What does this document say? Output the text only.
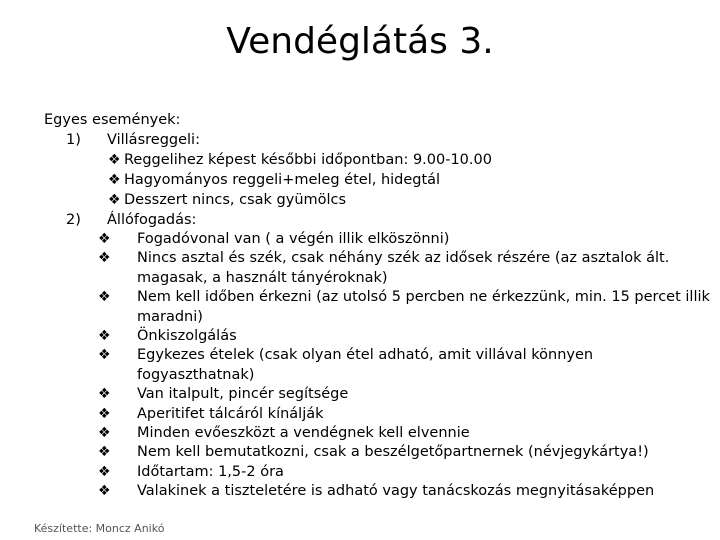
Vendéglátás 3.
Egyes események:
1) Villásreggeli:
❖ Reggelihez képest későbbi időpontban: 9.00-10.00
❖ Hagyományos reggeli+meleg étel, hidegtál
❖ Desszert nincs, csak gyümölcs
2) Állófogadás:
❖ Fogadóvonal van ( a végén illik elköszönni)
❖ Nincs asztal és szék, csak néhány szék az idősek részére (az asztalok ált. magasak, a használt tányéroknak)
❖ Nem kell időben érkezni (az utolsó 5 percben ne érkezzünk, min. 15 percet illik maradni)
❖ Önkiszolgálás
❖ Egykezes ételek (csak olyan étel adható, amit villával könnyen fogyaszthatnak)
❖ Van italpult, pincér segítsége
❖ Aperitifet tálcáról kínálják
❖ Minden evőeszközt a vendégnek kell elvennie
❖ Nem kell bemutatkozni, csak a beszélgetőpartnernek (névjegykártya!)
❖ Időtartam: 1,5-2 óra
❖ Valakinek a tiszteletére is adható vagy tanácskozás megnyitásaképpen
Készítette: Moncz Anikó
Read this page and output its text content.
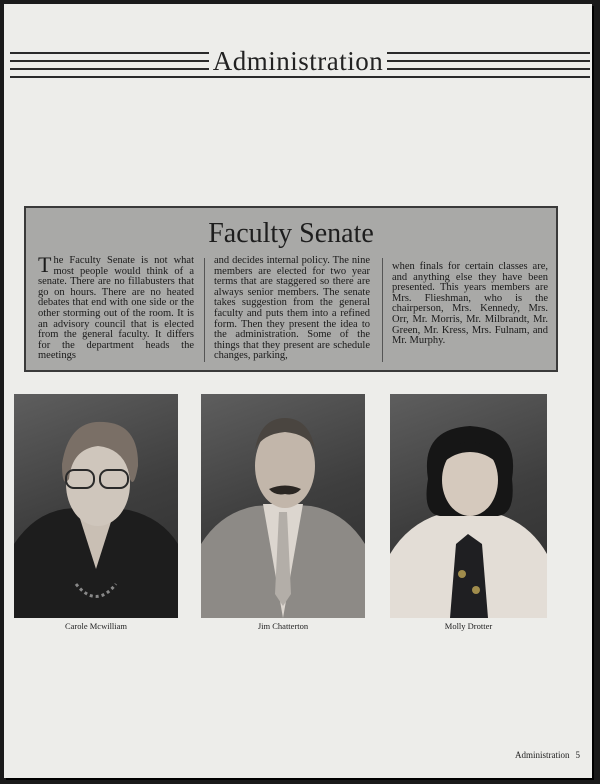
Administration
Faculty Senate
The Faculty Senate is not what most people would think of a senate. There are no fillabusters that go on hours. There are no heated debates that end with one side or the other storming out of the room. It is an advisory council that is elected from the general faculty. It differs for the department heads the meetings
and decides internal policy. The nine members are elected for two year terms that are staggered so there are always senior members. The senate takes suggestion from the general faculty and puts them into a refined form. Then they present the idea to the administration. Some of the things that they present are schedule changes, parking,
when finals for certain classes are, and anything else they have been presented. This years members are Mrs. Flieshman, who is the chairperson, Mrs. Kennedy, Mrs. Orr, Mr. Morris, Mr. Milbrandt, Mr. Green, Mr. Kress, Mrs. Fulnam, and Mr. Murphy.
Carole Mcwilliam	Jim Chatterton	Molly Drotter
Administration 5
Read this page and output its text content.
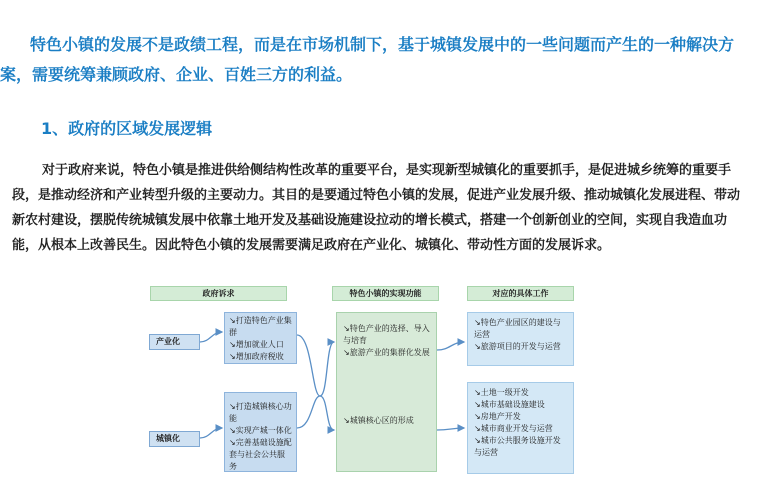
特色小镇的发展不是政绩工程，而是在市场机制下，基于城镇发展中的一些问题而产生的一种解决方案，需要统筹兼顾政府、企业、百姓三方的利益。

1、政府的区域发展逻辑

对于政府来说，特色小镇是推进供给侧结构性改革的重要平台，是实现新型城镇化的重要抓手，是促进城乡统筹的重要手段，是推动经济和产业转型升级的主要动力。其目的是要通过特色小镇的发展，促进产业发展升级、推动城镇化发展进程、带动新农村建设，摆脱传统城镇发展中依靠土地开发及基础设施建设拉动的增长模式，搭建一个创新创业的空间，实现自我造血功能，从根本上改善民生。因此特色小镇的发展需要满足政府在产业化、城镇化、带动性方面的发展诉求。

政府诉求	特色小镇的实现功能	对应的具体工作
产业化
城镇化
↘打造特色产业集群
↘增加就业人口
↘增加政府税收
↘打造城镇核心功能
↘实现产城一体化
↘完善基础设施配套与社会公共服务
↘特色产业的选择、导入与培育
↘旅游产业的集群化发展
↘城镇核心区的形成
↘特色产业园区的建设与运营
↘旅游项目的开发与运营
↘土地一级开发
↘城市基础设施建设
↘房地产开发
↘城市商业开发与运营
↘城市公共服务设施开发与运营
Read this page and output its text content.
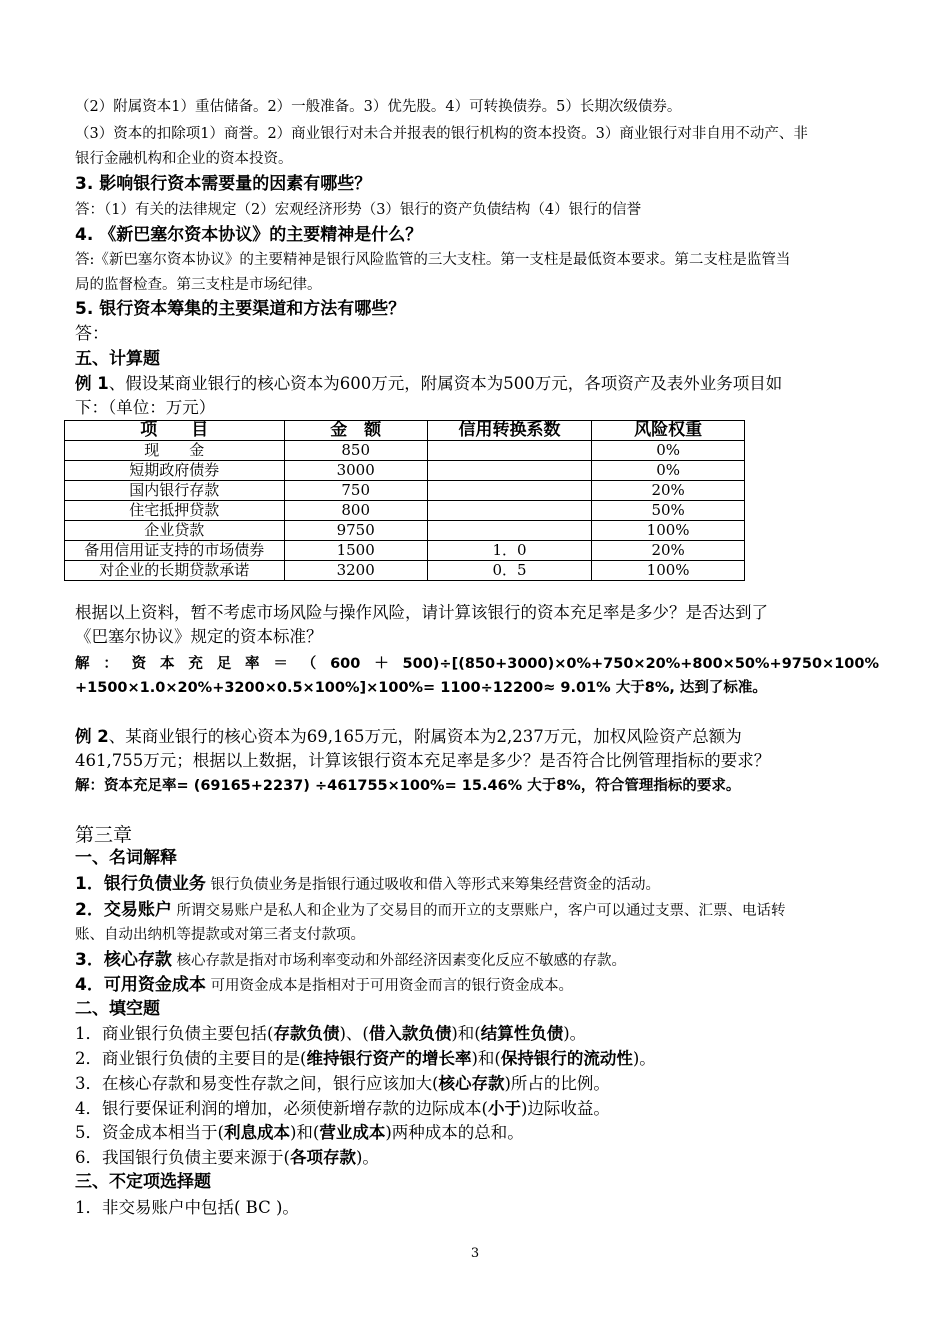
（2）附属资本1）重估储备。2）一般准备。3）优先股。4）可转换债券。5）长期次级债券。
（3）资本的扣除项1）商誉。2）商业银行对未合并报表的银行机构的资本投资。3）商业银行对非自用不动产、非
银行金融机构和企业的资本投资。
3. 影响银行资本需要量的因素有哪些？
答：（1）有关的法律规定（2）宏观经济形势（3）银行的资产负债结构（4）银行的信誉
4. 《新巴塞尔资本协议》的主要精神是什么？
答:《新巴塞尔资本协议》的主要精神是银行风险监管的三大支柱。第一支柱是最低资本要求。第二支柱是监管当
局的监督检查。第三支柱是市场纪律。
5. 银行资本筹集的主要渠道和方法有哪些？
答：
五、计算题
例 1、假设某商业银行的核心资本为600万元，附属资本为500万元，各项资产及表外业务项目如
下：（单位：万元）
项　　目	金　额	信用转换系数	风险权重
现　　金	850		0%
短期政府债券	3000		0%
国内银行存款	750		20%
住宅抵押贷款	800		50%
企业贷款	9750		100%
备用信用证支持的市场债券	1500	1．0	20%
对企业的长期贷款承诺	3200	0．5	100%
根据以上资料，暂不考虑市场风险与操作风险，请计算该银行的资本充足率是多少？是否达到了
《巴塞尔协议》规定的资本标准？
解：资本充足率＝（600＋500)÷[(850+3000)×0%+750×20%+800×50%+9750×100%
+1500×1.0×20%+3200×0.5×100%]×100%= 1100÷12200≈ 9.01% 大于8%, 达到了标准。
例 2、某商业银行的核心资本为69,165万元，附属资本为2,237万元，加权风险资产总额为
461,755万元；根据以上数据，计算该银行资本充足率是多少？是否符合比例管理指标的要求？
解：资本充足率= (69165+2237) ÷461755×100%= 15.46% 大于8%，符合管理指标的要求。
第三章
一、名词解释
1．银行负债业务 银行负债业务是指银行通过吸收和借入等形式来筹集经营资金的活动。
2．交易账户 所谓交易账户是私人和企业为了交易目的而开立的支票账户，客户可以通过支票、汇票、电话转
账、自动出纳机等提款或对第三者支付款项。
3．核心存款 核心存款是指对市场利率变动和外部经济因素变化反应不敏感的存款。
4．可用资金成本 可用资金成本是指相对于可用资金而言的银行资金成本。
二、填空题
1．商业银行负债主要包括(存款负债)、(借入款负债)和(结算性负债)。
2．商业银行负债的主要目的是(维持银行资产的增长率)和(保持银行的流动性)。
3．在核心存款和易变性存款之间，银行应该加大(核心存款)所占的比例。
4．银行要保证利润的增加，必须使新增存款的边际成本(小于)边际收益。
5．资金成本相当于(利息成本)和(营业成本)两种成本的总和。
6．我国银行负债主要来源于(各项存款)。
三、不定项选择题
1．非交易账户中包括( BC )。
3
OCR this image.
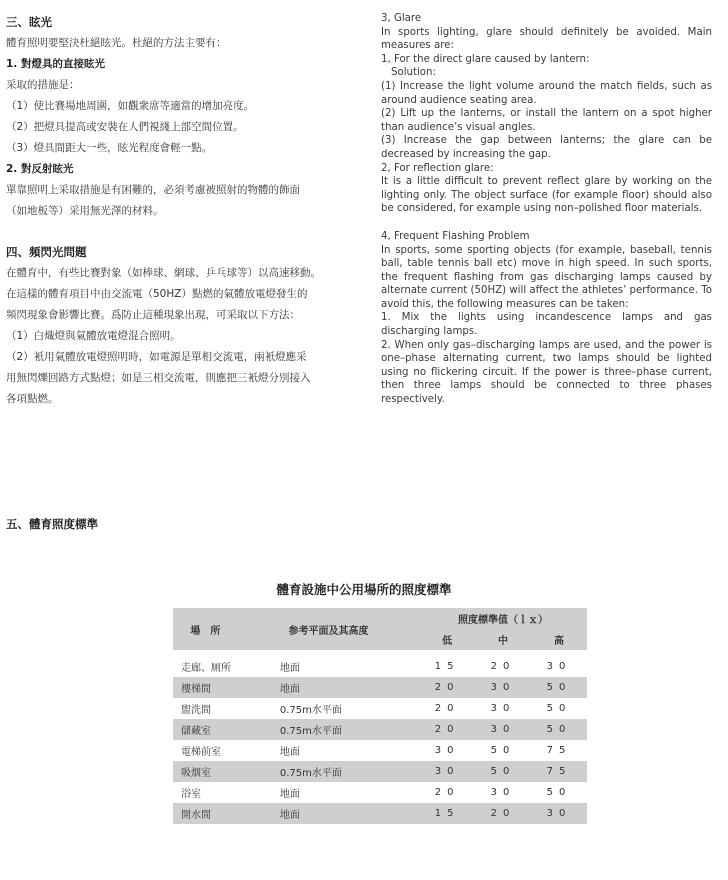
三、眩光

體育照明要堅決杜絕眩光。杜絕的方法主要有：

1. 對燈具的直接眩光

采取的措施是：

（1）使比賽場地周圍，如觀衆席等適當的增加亮度。

（2）把燈具提高或安裝在人們視綫上部空間位置。

（3）燈具間距大一些，眩光程度會輕一點。

2. 對反射眩光

單靠照明上采取措施是有困難的，必須考慮被照射的物體的飾面

（如地板等）采用無光澤的材料。

四、頻閃光問題

在體育中，有些比賽對象（如棒球、網球、乒乓球等）以高速移動。

在這樣的體育項目中由交流電（50HZ）點燃的氣體放電燈發生的

頻閃現象會影響比賽。爲防止這種現象出現，可采取以下方法：

（1）白熾燈與氣體放電燈混合照明。

（2）衹用氣體放電燈照明時，如電源是單相交流電，兩衹燈應采

用無閃爍回路方式點燈；如是三相交流電，則應把三衹燈分別接入

各項點燃。

3, Glare

In sports lighting, glare should definitely be avoided. Main measures are:

1, For the direct glare caused by lantern:

Solution:

(1) Increase the light volume around the match fields, such as around audience seating area.

(2) Lift up the lanterns, or install the lantern on a spot higher than audience’s visual angles.

(3) Increase the gap between lanterns; the glare can be decreased by increasing the gap.

2, For reflection glare:

It is a little difficult to prevent reflect glare by working on the lighting only. The object surface (for example floor) should also be considered, for example using non–polished floor materials.

4, Frequent Flashing Problem

In sports, some sporting objects (for example, baseball, tennis ball, table tennis ball etc) move in high speed. In such sports, the frequent flashing from gas discharging lamps caused by alternate current (50HZ) will affect the athletes’ performance. To avoid this, the following measures can be taken:

1. Mix the lights using incandescence lamps and gas discharging lamps.

2. When only gas–discharging lamps are used, and the power is one–phase alternating current, two lamps should be lighted using no flickering circuit. If the power is three–phase current, then three lamps should be connected to three phases respectively.

五、體育照度標準
體育設施中公用場所的照度標準
場　所	参考平面及其高度	照度標準值（ｌｘ）		
		低	中	高

走廊、厕所	地面	15	20	30
樓梯間	地面	20	30	50
盥洗間	0.75m水平面	20	30	50
儲藏室	0.75m水平面	20	30	50
電梯前室	地面	30	50	75
吸烟室	0.75m水平面	30	50	75
浴室	地面	20	30	50
開水間	地面	15	20	30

────────

» STATED TASK: Your output should consist solely of the lines from the line containing "OCR this image." through the end of the data above, copied exactly, with images removed.

» RESPONSE:
OCR this image.
三、眩光

體育照明要堅決杜絕眩光。杜絕的方法主要有：

1. 對燈具的直接眩光

采取的措施是：

（1）使比賽場地周圍，如觀衆席等適當的增加亮度。

（2）把燈具提高或安裝在人們視綫上部空間位置。

（3）燈具間距大一些，眩光程度會輕一點。

2. 對反射眩光

單靠照明上采取措施是有困難的，必須考慮被照射的物體的飾面

（如地板等）采用無光澤的材料。

四、頻閃光問題

在體育中，有些比賽對象（如棒球、網球、乒乓球等）以高速移動。

在這樣的體育項目中由交流電（50HZ）點燃的氣體放電燈發生的

頻閃現象會影響比賽。爲防止這種現象出現，可采取以下方法：

（1）白熾燈與氣體放電燈混合照明。

（2）衹用氣體放電燈照明時，如電源是單相交流電，兩衹燈應采

用無閃爍回路方式點燈；如是三相交流電，則應把三衹燈分別接入

各項點燃。

3, Glare

In sports lighting, glare should definitely be avoided. Main measures are:

1, For the direct glare caused by lantern:

Solution:

(1) Increase the light volume around the match fields, such as around audience seating area.

(2) Lift up the lanterns, or install the lantern on a spot higher than audience’s visual angles.

(3) Increase the gap between lanterns; the glare can be decreased by increasing the gap.

2, For reflection glare:

It is a little difficult to prevent reflect glare by working on the lighting only. The object surface (for example floor) should also be considered, for example using non–polished floor materials.

4, Frequent Flashing Problem

In sports, some sporting objects (for example, baseball, tennis ball, table tennis ball etc) move in high speed. In such sports, the frequent flashing from gas discharging lamps caused by alternate current (50HZ) will affect the athletes’ performance. To avoid this, the following measures can be taken:

1. Mix the lights using incandescence lamps and gas discharging lamps.

2. When only gas–discharging lamps are used, and the power is one–phase alternating current, two lamps should be lighted using no flickering circuit. If the power is three–phase current, then three lamps should be connected to three phases respectively.

五、體育照度標準
體育設施中公用場所的照度標準
場　所	参考平面及其高度	照度標準值（ｌｘ）		
		低	中	高

走廊、厕所	地面	15	20	30
樓梯間	地面	20	30	50
盥洗間	0.75m水平面	20	30	50
儲藏室	0.75m水平面	20	30	50
電梯前室	地面	30	50	75
吸烟室	0.75m水平面	30	50	75
浴室	地面	20	30	50
開水間	地面	15	20	30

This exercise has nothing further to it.